Compute the number of lines that include the string "mdev", then output that number and nothing else.
** Start of RECORD EXCERPTS **
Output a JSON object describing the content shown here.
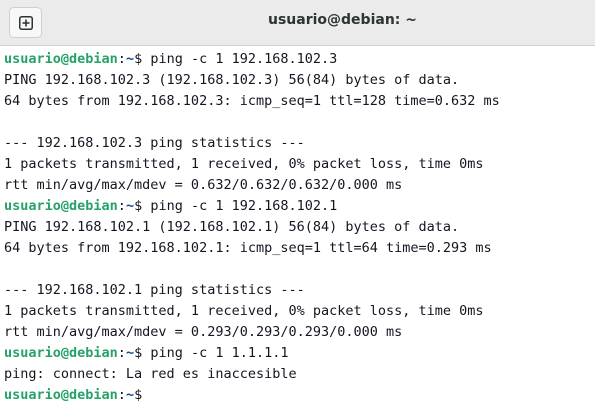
{
  "window": {
    "title": "usuario@debian: ~"
  },
  "icons": {
    "new_tab": "plus-square-icon"
  },
  "colors": {
    "prompt_user": "#26a269",
    "prompt_path": "#12488b",
    "text": "#171421",
    "titlebar": "#ebebeb"
  },
  "terminal": {
    "prompt_user_host": "usuario@debian",
    "prompt_path": "~",
    "lines": [
      {
        "kind": "cmd",
        "command": "ping -c 1 192.168.102.3"
      },
      {
        "kind": "out",
        "text": "PING 192.168.102.3 (192.168.102.3) 56(84) bytes of data."
      },
      {
        "kind": "out",
        "text": "64 bytes from 192.168.102.3: icmp_seq=1 ttl=128 time=0.632 ms"
      },
      {
        "kind": "out",
        "text": ""
      },
      {
        "kind": "out",
        "text": "--- 192.168.102.3 ping statistics ---"
      },
      {
        "kind": "out",
        "text": "1 packets transmitted, 1 received, 0% packet loss, time 0ms"
      },
      {
        "kind": "out",
        "text": "rtt min/avg/max/mdev = 0.632/0.632/0.632/0.000 ms"
      },
      {
        "kind": "cmd",
        "command": "ping -c 1 192.168.102.1"
      },
      {
        "kind": "out",
        "text": "PING 192.168.102.1 (192.168.102.1) 56(84) bytes of data."
      },
      {
        "kind": "out",
        "text": "64 bytes from 192.168.102.1: icmp_seq=1 ttl=64 time=0.293 ms"
      },
      {
        "kind": "out",
        "text": ""
      },
      {
        "kind": "out",
        "text": "--- 192.168.102.1 ping statistics ---"
      },
      {
        "kind": "out",
        "text": "1 packets transmitted, 1 received, 0% packet loss, time 0ms"
      },
      {
        "kind": "out",
        "text": "rtt min/avg/max/mdev = 0.293/0.293/0.293/0.000 ms"
      },
      {
        "kind": "cmd",
        "command": "ping -c 1 1.1.1.1"
      },
      {
        "kind": "out",
        "text": "ping: connect: La red es inaccesible"
      },
      {
        "kind": "cmd",
        "command": ""
      }
    ]
  }
}
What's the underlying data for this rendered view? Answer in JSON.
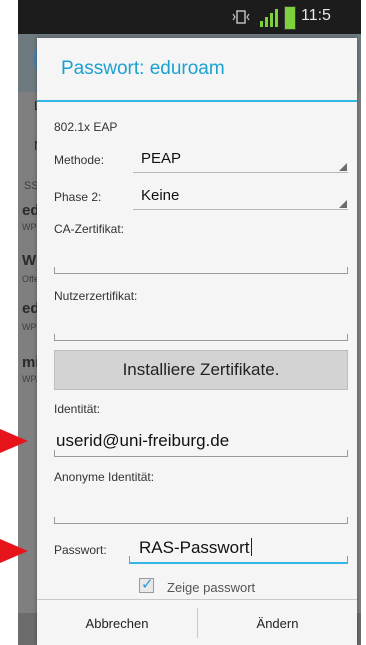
{
  "status_bar": {
    "time": "11:5"
  },
  "background": {
    "tabs": [
      "L",
      "N"
    ],
    "section": "SSI",
    "networks": [
      {
        "name": "edu",
        "sub": "WP"
      },
      {
        "name": "WL",
        "sub": "Offe"
      },
      {
        "name": "edu",
        "sub": "WP"
      },
      {
        "name": "mi",
        "sub": "WPA"
      }
    ]
  },
  "dialog": {
    "title": "Passwort: eduroam",
    "eap_label": "802.1x EAP",
    "method_label": "Methode:",
    "method_value": "PEAP",
    "phase2_label": "Phase 2:",
    "phase2_value": "Keine",
    "ca_cert_label": "CA-Zertifikat:",
    "user_cert_label": "Nutzerzertifikat:",
    "install_button": "Installiere Zertifikate.",
    "identity_label": "Identität:",
    "identity_value": "userid@uni-freiburg.de",
    "anon_identity_label": "Anonyme Identität:",
    "password_label": "Passwort:",
    "password_value": "RAS-Passwort",
    "show_password_label": "Zeige passwort",
    "show_password_checked": true,
    "cancel_button": "Abbrechen",
    "change_button": "Ändern"
  },
  "colors": {
    "accent": "#33b5e5",
    "title": "#1ba1cf",
    "pointer": "#e8141b"
  }
}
** End of RECORD EXCERPTS **
- **TASK RESULT**: 2